*** EXTRACTED RECORDS

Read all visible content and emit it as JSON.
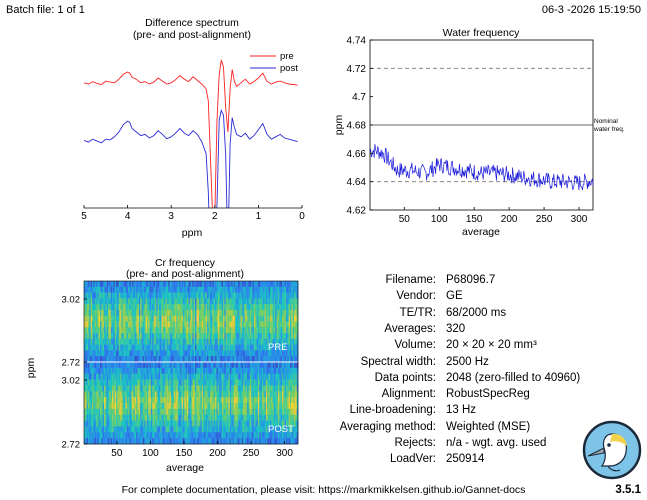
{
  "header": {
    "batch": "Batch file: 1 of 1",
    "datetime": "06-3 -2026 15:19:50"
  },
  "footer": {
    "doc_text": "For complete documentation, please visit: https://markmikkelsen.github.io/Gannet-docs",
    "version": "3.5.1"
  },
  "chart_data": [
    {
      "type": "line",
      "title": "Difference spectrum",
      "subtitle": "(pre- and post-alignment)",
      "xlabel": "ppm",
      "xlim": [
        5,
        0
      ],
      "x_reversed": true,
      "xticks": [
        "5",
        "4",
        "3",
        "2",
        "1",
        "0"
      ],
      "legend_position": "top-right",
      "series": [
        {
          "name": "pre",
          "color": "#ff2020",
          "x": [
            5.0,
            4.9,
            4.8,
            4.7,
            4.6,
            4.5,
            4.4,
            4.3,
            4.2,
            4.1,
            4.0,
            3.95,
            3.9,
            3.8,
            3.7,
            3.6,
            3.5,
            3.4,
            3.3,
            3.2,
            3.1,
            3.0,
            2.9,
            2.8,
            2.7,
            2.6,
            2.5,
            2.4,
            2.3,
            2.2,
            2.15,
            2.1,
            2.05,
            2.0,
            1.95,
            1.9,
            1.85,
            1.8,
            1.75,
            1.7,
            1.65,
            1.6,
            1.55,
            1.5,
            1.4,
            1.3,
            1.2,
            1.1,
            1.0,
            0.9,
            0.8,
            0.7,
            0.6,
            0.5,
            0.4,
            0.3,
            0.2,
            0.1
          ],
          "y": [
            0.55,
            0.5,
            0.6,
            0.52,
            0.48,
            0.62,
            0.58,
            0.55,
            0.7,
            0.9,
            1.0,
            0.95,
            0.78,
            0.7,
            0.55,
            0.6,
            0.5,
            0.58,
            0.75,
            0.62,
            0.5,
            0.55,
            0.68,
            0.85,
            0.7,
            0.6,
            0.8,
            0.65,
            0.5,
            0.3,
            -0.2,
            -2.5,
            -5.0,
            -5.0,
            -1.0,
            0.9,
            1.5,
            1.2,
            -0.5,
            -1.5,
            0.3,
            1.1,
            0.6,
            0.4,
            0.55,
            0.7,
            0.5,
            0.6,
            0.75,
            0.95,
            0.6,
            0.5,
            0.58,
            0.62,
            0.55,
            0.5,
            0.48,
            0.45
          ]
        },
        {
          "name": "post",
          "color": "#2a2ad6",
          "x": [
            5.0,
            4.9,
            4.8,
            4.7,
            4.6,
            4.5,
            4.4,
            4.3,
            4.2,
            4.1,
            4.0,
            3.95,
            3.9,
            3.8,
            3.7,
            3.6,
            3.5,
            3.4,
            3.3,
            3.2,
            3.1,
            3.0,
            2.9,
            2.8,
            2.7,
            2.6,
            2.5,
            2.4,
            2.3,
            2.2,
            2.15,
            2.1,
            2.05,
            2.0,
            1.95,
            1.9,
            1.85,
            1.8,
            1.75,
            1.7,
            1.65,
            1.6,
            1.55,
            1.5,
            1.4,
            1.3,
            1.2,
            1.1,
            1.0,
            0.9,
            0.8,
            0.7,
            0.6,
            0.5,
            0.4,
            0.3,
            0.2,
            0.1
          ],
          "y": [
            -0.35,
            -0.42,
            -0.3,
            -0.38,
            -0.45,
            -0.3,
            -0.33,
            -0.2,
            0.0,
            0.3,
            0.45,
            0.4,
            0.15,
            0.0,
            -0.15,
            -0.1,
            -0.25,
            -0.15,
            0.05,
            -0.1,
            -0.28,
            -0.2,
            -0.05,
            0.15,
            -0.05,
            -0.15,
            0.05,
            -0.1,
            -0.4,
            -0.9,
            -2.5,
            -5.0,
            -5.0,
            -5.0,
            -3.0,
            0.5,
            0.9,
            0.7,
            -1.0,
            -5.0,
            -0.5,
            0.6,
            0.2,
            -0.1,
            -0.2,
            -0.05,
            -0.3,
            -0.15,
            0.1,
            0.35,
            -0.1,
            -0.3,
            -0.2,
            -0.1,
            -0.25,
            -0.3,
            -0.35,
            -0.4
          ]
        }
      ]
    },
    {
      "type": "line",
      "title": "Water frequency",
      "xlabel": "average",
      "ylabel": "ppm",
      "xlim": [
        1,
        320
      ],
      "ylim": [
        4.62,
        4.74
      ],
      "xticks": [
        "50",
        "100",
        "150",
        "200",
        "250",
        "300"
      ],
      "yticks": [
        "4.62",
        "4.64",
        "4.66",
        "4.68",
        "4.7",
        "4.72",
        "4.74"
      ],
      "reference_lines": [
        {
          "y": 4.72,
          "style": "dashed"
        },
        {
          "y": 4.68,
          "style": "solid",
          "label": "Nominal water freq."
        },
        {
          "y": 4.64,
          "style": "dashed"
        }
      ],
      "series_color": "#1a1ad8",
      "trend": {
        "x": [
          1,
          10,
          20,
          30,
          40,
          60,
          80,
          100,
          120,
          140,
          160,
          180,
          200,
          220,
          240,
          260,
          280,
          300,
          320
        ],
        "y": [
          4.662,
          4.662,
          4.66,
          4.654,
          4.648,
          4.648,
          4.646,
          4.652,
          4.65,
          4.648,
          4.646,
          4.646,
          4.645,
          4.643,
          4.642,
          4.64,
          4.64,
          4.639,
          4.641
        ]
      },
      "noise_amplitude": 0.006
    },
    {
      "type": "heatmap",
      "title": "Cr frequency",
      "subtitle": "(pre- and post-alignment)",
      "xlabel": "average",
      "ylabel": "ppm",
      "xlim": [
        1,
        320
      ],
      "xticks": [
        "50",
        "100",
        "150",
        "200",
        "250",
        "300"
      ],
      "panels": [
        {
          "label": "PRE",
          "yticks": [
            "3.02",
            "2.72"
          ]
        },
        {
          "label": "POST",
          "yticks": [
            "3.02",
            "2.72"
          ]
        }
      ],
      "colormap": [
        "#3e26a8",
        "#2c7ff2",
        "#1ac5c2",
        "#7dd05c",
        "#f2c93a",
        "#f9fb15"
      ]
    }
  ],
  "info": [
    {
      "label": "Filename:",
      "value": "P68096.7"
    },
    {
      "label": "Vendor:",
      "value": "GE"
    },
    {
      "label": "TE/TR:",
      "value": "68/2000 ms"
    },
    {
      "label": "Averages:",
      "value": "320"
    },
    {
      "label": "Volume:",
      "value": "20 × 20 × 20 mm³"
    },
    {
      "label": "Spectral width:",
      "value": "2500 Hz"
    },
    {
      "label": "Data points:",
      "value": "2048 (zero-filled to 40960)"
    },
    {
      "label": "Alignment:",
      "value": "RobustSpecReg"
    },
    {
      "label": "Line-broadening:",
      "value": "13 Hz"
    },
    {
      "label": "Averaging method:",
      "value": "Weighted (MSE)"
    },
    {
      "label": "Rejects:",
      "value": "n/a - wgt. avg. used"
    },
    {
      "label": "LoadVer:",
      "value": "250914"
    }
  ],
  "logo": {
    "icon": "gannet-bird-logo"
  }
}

******

Without including any pictures, reproduce the listing exactly.

IN RESPONSE:
Read all visible content and emit it as JSON.
{
  "header": {
    "batch": "Batch file: 1 of 1",
    "datetime": "06-3 -2026 15:19:50"
  },
  "footer": {
    "doc_text": "For complete documentation, please visit: https://markmikkelsen.github.io/Gannet-docs",
    "version": "3.5.1"
  },
  "chart_data": [
    {
      "type": "line",
      "title": "Difference spectrum",
      "subtitle": "(pre- and post-alignment)",
      "xlabel": "ppm",
      "xlim": [
        5,
        0
      ],
      "x_reversed": true,
      "xticks": [
        "5",
        "4",
        "3",
        "2",
        "1",
        "0"
      ],
      "legend_position": "top-right",
      "series": [
        {
          "name": "pre",
          "color": "#ff2020",
          "x": [
            5.0,
            4.9,
            4.8,
            4.7,
            4.6,
            4.5,
            4.4,
            4.3,
            4.2,
            4.1,
            4.0,
            3.95,
            3.9,
            3.8,
            3.7,
            3.6,
            3.5,
            3.4,
            3.3,
            3.2,
            3.1,
            3.0,
            2.9,
            2.8,
            2.7,
            2.6,
            2.5,
            2.4,
            2.3,
            2.2,
            2.15,
            2.1,
            2.05,
            2.0,
            1.95,
            1.9,
            1.85,
            1.8,
            1.75,
            1.7,
            1.65,
            1.6,
            1.55,
            1.5,
            1.4,
            1.3,
            1.2,
            1.1,
            1.0,
            0.9,
            0.8,
            0.7,
            0.6,
            0.5,
            0.4,
            0.3,
            0.2,
            0.1
          ],
          "y": [
            0.55,
            0.5,
            0.6,
            0.52,
            0.48,
            0.62,
            0.58,
            0.55,
            0.7,
            0.9,
            1.0,
            0.95,
            0.78,
            0.7,
            0.55,
            0.6,
            0.5,
            0.58,
            0.75,
            0.62,
            0.5,
            0.55,
            0.68,
            0.85,
            0.7,
            0.6,
            0.8,
            0.65,
            0.5,
            0.3,
            -0.2,
            -2.5,
            -5.0,
            -5.0,
            -1.0,
            0.9,
            1.5,
            1.2,
            -0.5,
            -1.5,
            0.3,
            1.1,
            0.6,
            0.4,
            0.55,
            0.7,
            0.5,
            0.6,
            0.75,
            0.95,
            0.6,
            0.5,
            0.58,
            0.62,
            0.55,
            0.5,
            0.48,
            0.45
          ]
        },
        {
          "name": "post",
          "color": "#2a2ad6",
          "x": [
            5.0,
            4.9,
            4.8,
            4.7,
            4.6,
            4.5,
            4.4,
            4.3,
            4.2,
            4.1,
            4.0,
            3.95,
            3.9,
            3.8,
            3.7,
            3.6,
            3.5,
            3.4,
            3.3,
            3.2,
            3.1,
            3.0,
            2.9,
            2.8,
            2.7,
            2.6,
            2.5,
            2.4,
            2.3,
            2.2,
            2.15,
            2.1,
            2.05,
            2.0,
            1.95,
            1.9,
            1.85,
            1.8,
            1.75,
            1.7,
            1.65,
            1.6,
            1.55,
            1.5,
            1.4,
            1.3,
            1.2,
            1.1,
            1.0,
            0.9,
            0.8,
            0.7,
            0.6,
            0.5,
            0.4,
            0.3,
            0.2,
            0.1
          ],
          "y": [
            -0.35,
            -0.42,
            -0.3,
            -0.38,
            -0.45,
            -0.3,
            -0.33,
            -0.2,
            0.0,
            0.3,
            0.45,
            0.4,
            0.15,
            0.0,
            -0.15,
            -0.1,
            -0.25,
            -0.15,
            0.05,
            -0.1,
            -0.28,
            -0.2,
            -0.05,
            0.15,
            -0.05,
            -0.15,
            0.05,
            -0.1,
            -0.4,
            -0.9,
            -2.5,
            -5.0,
            -5.0,
            -5.0,
            -3.0,
            0.5,
            0.9,
            0.7,
            -1.0,
            -5.0,
            -0.5,
            0.6,
            0.2,
            -0.1,
            -0.2,
            -0.05,
            -0.3,
            -0.15,
            0.1,
            0.35,
            -0.1,
            -0.3,
            -0.2,
            -0.1,
            -0.25,
            -0.3,
            -0.35,
            -0.4
          ]
        }
      ]
    },
    {
      "type": "line",
      "title": "Water frequency",
      "xlabel": "average",
      "ylabel": "ppm",
      "xlim": [
        1,
        320
      ],
      "ylim": [
        4.62,
        4.74
      ],
      "xticks": [
        "50",
        "100",
        "150",
        "200",
        "250",
        "300"
      ],
      "yticks": [
        "4.62",
        "4.64",
        "4.66",
        "4.68",
        "4.7",
        "4.72",
        "4.74"
      ],
      "reference_lines": [
        {
          "y": 4.72,
          "style": "dashed"
        },
        {
          "y": 4.68,
          "style": "solid",
          "label": "Nominal water freq."
        },
        {
          "y": 4.64,
          "style": "dashed"
        }
      ],
      "series_color": "#1a1ad8",
      "trend": {
        "x": [
          1,
          10,
          20,
          30,
          40,
          60,
          80,
          100,
          120,
          140,
          160,
          180,
          200,
          220,
          240,
          260,
          280,
          300,
          320
        ],
        "y": [
          4.662,
          4.662,
          4.66,
          4.654,
          4.648,
          4.648,
          4.646,
          4.652,
          4.65,
          4.648,
          4.646,
          4.646,
          4.645,
          4.643,
          4.642,
          4.64,
          4.64,
          4.639,
          4.641
        ]
      },
      "noise_amplitude": 0.006
    },
    {
      "type": "heatmap",
      "title": "Cr frequency",
      "subtitle": "(pre- and post-alignment)",
      "xlabel": "average",
      "ylabel": "ppm",
      "xlim": [
        1,
        320
      ],
      "xticks": [
        "50",
        "100",
        "150",
        "200",
        "250",
        "300"
      ],
      "panels": [
        {
          "label": "PRE",
          "yticks": [
            "3.02",
            "2.72"
          ]
        },
        {
          "label": "POST",
          "yticks": [
            "3.02",
            "2.72"
          ]
        }
      ],
      "colormap": [
        "#3e26a8",
        "#2c7ff2",
        "#1ac5c2",
        "#7dd05c",
        "#f2c93a",
        "#f9fb15"
      ]
    }
  ],
  "info": [
    {
      "label": "Filename:",
      "value": "P68096.7"
    },
    {
      "label": "Vendor:",
      "value": "GE"
    },
    {
      "label": "TE/TR:",
      "value": "68/2000 ms"
    },
    {
      "label": "Averages:",
      "value": "320"
    },
    {
      "label": "Volume:",
      "value": "20 × 20 × 20 mm³"
    },
    {
      "label": "Spectral width:",
      "value": "2500 Hz"
    },
    {
      "label": "Data points:",
      "value": "2048 (zero-filled to 40960)"
    },
    {
      "label": "Alignment:",
      "value": "RobustSpecReg"
    },
    {
      "label": "Line-broadening:",
      "value": "13 Hz"
    },
    {
      "label": "Averaging method:",
      "value": "Weighted (MSE)"
    },
    {
      "label": "Rejects:",
      "value": "n/a - wgt. avg. used"
    },
    {
      "label": "LoadVer:",
      "value": "250914"
    }
  ],
  "logo": {
    "icon": "gannet-bird-logo"
  }
}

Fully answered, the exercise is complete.